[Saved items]
·····

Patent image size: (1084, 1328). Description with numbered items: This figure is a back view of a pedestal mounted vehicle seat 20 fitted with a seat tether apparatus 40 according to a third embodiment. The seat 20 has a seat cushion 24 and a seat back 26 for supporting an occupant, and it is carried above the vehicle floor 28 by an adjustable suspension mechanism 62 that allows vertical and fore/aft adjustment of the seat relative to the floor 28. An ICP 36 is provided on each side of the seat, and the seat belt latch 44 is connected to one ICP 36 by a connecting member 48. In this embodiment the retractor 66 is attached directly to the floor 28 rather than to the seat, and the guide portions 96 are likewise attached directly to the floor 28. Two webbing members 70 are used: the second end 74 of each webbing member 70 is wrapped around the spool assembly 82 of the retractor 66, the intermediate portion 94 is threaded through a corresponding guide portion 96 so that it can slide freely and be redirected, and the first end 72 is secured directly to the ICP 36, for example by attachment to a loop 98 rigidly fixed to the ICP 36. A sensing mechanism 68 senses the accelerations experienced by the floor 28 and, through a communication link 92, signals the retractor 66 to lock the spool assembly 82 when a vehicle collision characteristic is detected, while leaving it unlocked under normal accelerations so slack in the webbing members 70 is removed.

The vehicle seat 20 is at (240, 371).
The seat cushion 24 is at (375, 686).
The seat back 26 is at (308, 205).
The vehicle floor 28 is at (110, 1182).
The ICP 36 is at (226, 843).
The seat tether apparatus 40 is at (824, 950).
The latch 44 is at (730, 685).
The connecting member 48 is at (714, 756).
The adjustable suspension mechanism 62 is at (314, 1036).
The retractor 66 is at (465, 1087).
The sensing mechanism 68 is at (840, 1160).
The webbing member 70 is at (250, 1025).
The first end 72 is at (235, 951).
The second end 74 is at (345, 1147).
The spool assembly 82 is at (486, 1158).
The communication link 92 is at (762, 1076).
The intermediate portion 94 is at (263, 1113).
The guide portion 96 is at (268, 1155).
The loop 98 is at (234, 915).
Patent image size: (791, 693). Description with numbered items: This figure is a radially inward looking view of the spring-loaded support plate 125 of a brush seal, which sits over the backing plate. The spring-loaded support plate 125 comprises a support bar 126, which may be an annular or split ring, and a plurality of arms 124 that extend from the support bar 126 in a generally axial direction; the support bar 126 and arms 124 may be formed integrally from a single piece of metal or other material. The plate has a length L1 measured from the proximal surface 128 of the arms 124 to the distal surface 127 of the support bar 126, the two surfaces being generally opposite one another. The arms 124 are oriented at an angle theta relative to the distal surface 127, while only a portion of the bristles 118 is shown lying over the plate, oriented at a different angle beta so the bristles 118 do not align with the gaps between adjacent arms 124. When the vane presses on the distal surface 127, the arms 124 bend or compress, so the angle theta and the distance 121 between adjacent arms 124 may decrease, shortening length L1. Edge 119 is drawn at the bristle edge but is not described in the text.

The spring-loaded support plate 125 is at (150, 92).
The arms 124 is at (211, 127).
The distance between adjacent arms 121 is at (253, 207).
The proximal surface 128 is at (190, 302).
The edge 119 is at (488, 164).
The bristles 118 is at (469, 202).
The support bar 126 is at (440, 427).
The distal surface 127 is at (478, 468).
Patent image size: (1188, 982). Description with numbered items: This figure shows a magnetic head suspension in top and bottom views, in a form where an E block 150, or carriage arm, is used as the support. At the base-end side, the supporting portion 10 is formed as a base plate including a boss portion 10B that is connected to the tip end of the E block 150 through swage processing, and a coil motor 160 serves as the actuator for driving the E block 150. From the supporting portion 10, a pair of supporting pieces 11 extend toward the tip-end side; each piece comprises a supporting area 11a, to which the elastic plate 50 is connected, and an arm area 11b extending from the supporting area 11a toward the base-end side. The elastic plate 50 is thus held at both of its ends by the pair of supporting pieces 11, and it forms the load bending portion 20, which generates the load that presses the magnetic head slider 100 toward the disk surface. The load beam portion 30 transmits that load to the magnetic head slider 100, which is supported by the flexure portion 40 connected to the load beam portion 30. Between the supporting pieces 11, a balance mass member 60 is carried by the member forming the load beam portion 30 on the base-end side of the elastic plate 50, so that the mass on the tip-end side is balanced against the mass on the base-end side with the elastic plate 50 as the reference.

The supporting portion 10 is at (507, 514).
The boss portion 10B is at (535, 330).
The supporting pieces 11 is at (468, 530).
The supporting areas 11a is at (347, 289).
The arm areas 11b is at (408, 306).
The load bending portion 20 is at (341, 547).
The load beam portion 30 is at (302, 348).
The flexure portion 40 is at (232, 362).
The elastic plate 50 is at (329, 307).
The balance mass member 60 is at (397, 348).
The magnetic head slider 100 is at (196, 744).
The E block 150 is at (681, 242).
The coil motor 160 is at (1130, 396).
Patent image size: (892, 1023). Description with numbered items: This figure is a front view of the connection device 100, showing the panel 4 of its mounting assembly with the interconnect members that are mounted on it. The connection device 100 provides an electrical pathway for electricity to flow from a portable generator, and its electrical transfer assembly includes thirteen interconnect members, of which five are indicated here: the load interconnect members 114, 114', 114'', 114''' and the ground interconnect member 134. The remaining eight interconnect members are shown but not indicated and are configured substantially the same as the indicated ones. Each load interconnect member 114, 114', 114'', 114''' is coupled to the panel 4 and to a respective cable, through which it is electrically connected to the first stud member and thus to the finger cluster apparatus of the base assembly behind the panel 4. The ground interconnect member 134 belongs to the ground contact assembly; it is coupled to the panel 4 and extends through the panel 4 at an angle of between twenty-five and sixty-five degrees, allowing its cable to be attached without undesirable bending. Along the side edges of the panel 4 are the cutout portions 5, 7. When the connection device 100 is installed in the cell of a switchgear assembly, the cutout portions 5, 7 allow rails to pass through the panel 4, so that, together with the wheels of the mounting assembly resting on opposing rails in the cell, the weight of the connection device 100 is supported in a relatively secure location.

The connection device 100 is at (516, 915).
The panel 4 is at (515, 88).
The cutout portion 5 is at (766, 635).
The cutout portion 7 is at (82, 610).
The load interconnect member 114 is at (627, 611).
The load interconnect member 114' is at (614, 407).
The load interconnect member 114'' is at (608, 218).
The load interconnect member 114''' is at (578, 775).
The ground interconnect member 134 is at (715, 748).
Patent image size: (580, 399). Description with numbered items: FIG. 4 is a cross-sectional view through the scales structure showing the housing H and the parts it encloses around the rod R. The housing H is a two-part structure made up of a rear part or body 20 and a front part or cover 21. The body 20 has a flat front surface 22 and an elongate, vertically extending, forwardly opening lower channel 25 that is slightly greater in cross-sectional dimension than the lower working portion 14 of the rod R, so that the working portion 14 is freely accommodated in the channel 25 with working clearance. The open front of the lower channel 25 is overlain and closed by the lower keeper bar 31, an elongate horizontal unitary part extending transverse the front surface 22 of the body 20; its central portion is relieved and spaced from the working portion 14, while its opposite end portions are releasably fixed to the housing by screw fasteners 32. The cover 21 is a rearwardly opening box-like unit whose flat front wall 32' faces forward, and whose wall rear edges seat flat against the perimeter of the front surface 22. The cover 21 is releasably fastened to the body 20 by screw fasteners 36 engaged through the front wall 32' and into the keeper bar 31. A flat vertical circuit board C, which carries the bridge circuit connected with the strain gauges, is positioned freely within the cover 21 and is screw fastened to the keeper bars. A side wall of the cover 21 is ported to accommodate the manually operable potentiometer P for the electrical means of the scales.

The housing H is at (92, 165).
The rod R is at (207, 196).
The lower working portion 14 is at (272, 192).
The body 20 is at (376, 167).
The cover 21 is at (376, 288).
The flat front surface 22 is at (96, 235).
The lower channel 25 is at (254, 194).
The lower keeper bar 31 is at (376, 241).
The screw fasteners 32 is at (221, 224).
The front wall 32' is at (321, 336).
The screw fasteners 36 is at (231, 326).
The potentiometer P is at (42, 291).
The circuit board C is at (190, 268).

·····

**WHAT YOU NEED TO DO**
Write out every line above word for word, with nothing changed, left out, or added.

**CORRECT RESPONSE**
Patent image size: (1084, 1328). Description with numbered items: This figure is a back view of a pedestal mounted vehicle seat 20 fitted with a seat tether apparatus 40 according to a third embodiment. The seat 20 has a seat cushion 24 and a seat back 26 for supporting an occupant, and it is carried above the vehicle floor 28 by an adjustable suspension mechanism 62 that allows vertical and fore/aft adjustment of the seat relative to the floor 28. An ICP 36 is provided on each side of the seat, and the seat belt latch 44 is connected to one ICP 36 by a connecting member 48. In this embodiment the retractor 66 is attached directly to the floor 28 rather than to the seat, and the guide portions 96 are likewise attached directly to the floor 28. Two webbing members 70 are used: the second end 74 of each webbing member 70 is wrapped around the spool assembly 82 of the retractor 66, the intermediate portion 94 is threaded through a corresponding guide portion 96 so that it can slide freely and be redirected, and the first end 72 is secured directly to the ICP 36, for example by attachment to a loop 98 rigidly fixed to the ICP 36. A sensing mechanism 68 senses the accelerations experienced by the floor 28 and, through a communication link 92, signals the retractor 66 to lock the spool assembly 82 when a vehicle collision characteristic is detected, while leaving it unlocked under normal accelerations so slack in the webbing members 70 is removed.

The vehicle seat 20 is at (240, 371).
The seat cushion 24 is at (375, 686).
The seat back 26 is at (308, 205).
The vehicle floor 28 is at (110, 1182).
The ICP 36 is at (226, 843).
The seat tether apparatus 40 is at (824, 950).
The latch 44 is at (730, 685).
The connecting member 48 is at (714, 756).
The adjustable suspension mechanism 62 is at (314, 1036).
The retractor 66 is at (465, 1087).
The sensing mechanism 68 is at (840, 1160).
The webbing member 70 is at (250, 1025).
The first end 72 is at (235, 951).
The second end 74 is at (345, 1147).
The spool assembly 82 is at (486, 1158).
The communication link 92 is at (762, 1076).
The intermediate portion 94 is at (263, 1113).
The guide portion 96 is at (268, 1155).
The loop 98 is at (234, 915).
Patent image size: (791, 693). Description with numbered items: This figure is a radially inward looking view of the spring-loaded support plate 125 of a brush seal, which sits over the backing plate. The spring-loaded support plate 125 comprises a support bar 126, which may be an annular or split ring, and a plurality of arms 124 that extend from the support bar 126 in a generally axial direction; the support bar 126 and arms 124 may be formed integrally from a single piece of metal or other material. The plate has a length L1 measured from the proximal surface 128 of the arms 124 to the distal surface 127 of the support bar 126, the two surfaces being generally opposite one another. The arms 124 are oriented at an angle theta relative to the distal surface 127, while only a portion of the bristles 118 is shown lying over the plate, oriented at a different angle beta so the bristles 118 do not align with the gaps between adjacent arms 124. When the vane presses on the distal surface 127, the arms 124 bend or compress, so the angle theta and the distance 121 between adjacent arms 124 may decrease, shortening length L1. Edge 119 is drawn at the bristle edge but is not described in the text.

The spring-loaded support plate 125 is at (150, 92).
The arms 124 is at (211, 127).
The distance between adjacent arms 121 is at (253, 207).
The proximal surface 128 is at (190, 302).
The edge 119 is at (488, 164).
The bristles 118 is at (469, 202).
The support bar 126 is at (440, 427).
The distal surface 127 is at (478, 468).
Patent image size: (1188, 982). Description with numbered items: This figure shows a magnetic head suspension in top and bottom views, in a form where an E block 150, or carriage arm, is used as the support. At the base-end side, the supporting portion 10 is formed as a base plate including a boss portion 10B that is connected to the tip end of the E block 150 through swage processing, and a coil motor 160 serves as the actuator for driving the E block 150. From the supporting portion 10, a pair of supporting pieces 11 extend toward the tip-end side; each piece comprises a supporting area 11a, to which the elastic plate 50 is connected, and an arm area 11b extending from the supporting area 11a toward the base-end side. The elastic plate 50 is thus held at both of its ends by the pair of supporting pieces 11, and it forms the load bending portion 20, which generates the load that presses the magnetic head slider 100 toward the disk surface. The load beam portion 30 transmits that load to the magnetic head slider 100, which is supported by the flexure portion 40 connected to the load beam portion 30. Between the supporting pieces 11, a balance mass member 60 is carried by the member forming the load beam portion 30 on the base-end side of the elastic plate 50, so that the mass on the tip-end side is balanced against the mass on the base-end side with the elastic plate 50 as the reference.

The supporting portion 10 is at (507, 514).
The boss portion 10B is at (535, 330).
The supporting pieces 11 is at (468, 530).
The supporting areas 11a is at (347, 289).
The arm areas 11b is at (408, 306).
The load bending portion 20 is at (341, 547).
The load beam portion 30 is at (302, 348).
The flexure portion 40 is at (232, 362).
The elastic plate 50 is at (329, 307).
The balance mass member 60 is at (397, 348).
The magnetic head slider 100 is at (196, 744).
The E block 150 is at (681, 242).
The coil motor 160 is at (1130, 396).
Patent image size: (892, 1023). Description with numbered items: This figure is a front view of the connection device 100, showing the panel 4 of its mounting assembly with the interconnect members that are mounted on it. The connection device 100 provides an electrical pathway for electricity to flow from a portable generator, and its electrical transfer assembly includes thirteen interconnect members, of which five are indicated here: the load interconnect members 114, 114', 114'', 114''' and the ground interconnect member 134. The remaining eight interconnect members are shown but not indicated and are configured substantially the same as the indicated ones. Each load interconnect member 114, 114', 114'', 114''' is coupled to the panel 4 and to a respective cable, through which it is electrically connected to the first stud member and thus to the finger cluster apparatus of the base assembly behind the panel 4. The ground interconnect member 134 belongs to the ground contact assembly; it is coupled to the panel 4 and extends through the panel 4 at an angle of between twenty-five and sixty-five degrees, allowing its cable to be attached without undesirable bending. Along the side edges of the panel 4 are the cutout portions 5, 7. When the connection device 100 is installed in the cell of a switchgear assembly, the cutout portions 5, 7 allow rails to pass through the panel 4, so that, together with the wheels of the mounting assembly resting on opposing rails in the cell, the weight of the connection device 100 is supported in a relatively secure location.

The connection device 100 is at (516, 915).
The panel 4 is at (515, 88).
The cutout portion 5 is at (766, 635).
The cutout portion 7 is at (82, 610).
The load interconnect member 114 is at (627, 611).
The load interconnect member 114' is at (614, 407).
The load interconnect member 114'' is at (608, 218).
The load interconnect member 114''' is at (578, 775).
The ground interconnect member 134 is at (715, 748).
Patent image size: (580, 399). Description with numbered items: FIG. 4 is a cross-sectional view through the scales structure showing the housing H and the parts it encloses around the rod R. The housing H is a two-part structure made up of a rear part or body 20 and a front part or cover 21. The body 20 has a flat front surface 22 and an elongate, vertically extending, forwardly opening lower channel 25 that is slightly greater in cross-sectional dimension than the lower working portion 14 of the rod R, so that the working portion 14 is freely accommodated in the channel 25 with working clearance. The open front of the lower channel 25 is overlain and closed by the lower keeper bar 31, an elongate horizontal unitary part extending transverse the front surface 22 of the body 20; its central portion is relieved and spaced from the working portion 14, while its opposite end portions are releasably fixed to the housing by screw fasteners 32. The cover 21 is a rearwardly opening box-like unit whose flat front wall 32' faces forward, and whose wall rear edges seat flat against the perimeter of the front surface 22. The cover 21 is releasably fastened to the body 20 by screw fasteners 36 engaged through the front wall 32' and into the keeper bar 31. A flat vertical circuit board C, which carries the bridge circuit connected with the strain gauges, is positioned freely within the cover 21 and is screw fastened to the keeper bars. A side wall of the cover 21 is ported to accommodate the manually operable potentiometer P for the electrical means of the scales.

The housing H is at (92, 165).
The rod R is at (207, 196).
The lower working portion 14 is at (272, 192).
The body 20 is at (376, 167).
The cover 21 is at (376, 288).
The flat front surface 22 is at (96, 235).
The lower channel 25 is at (254, 194).
The lower keeper bar 31 is at (376, 241).
The screw fasteners 32 is at (221, 224).
The front wall 32' is at (321, 336).
The screw fasteners 36 is at (231, 326).
The potentiometer P is at (42, 291).
The circuit board C is at (190, 268).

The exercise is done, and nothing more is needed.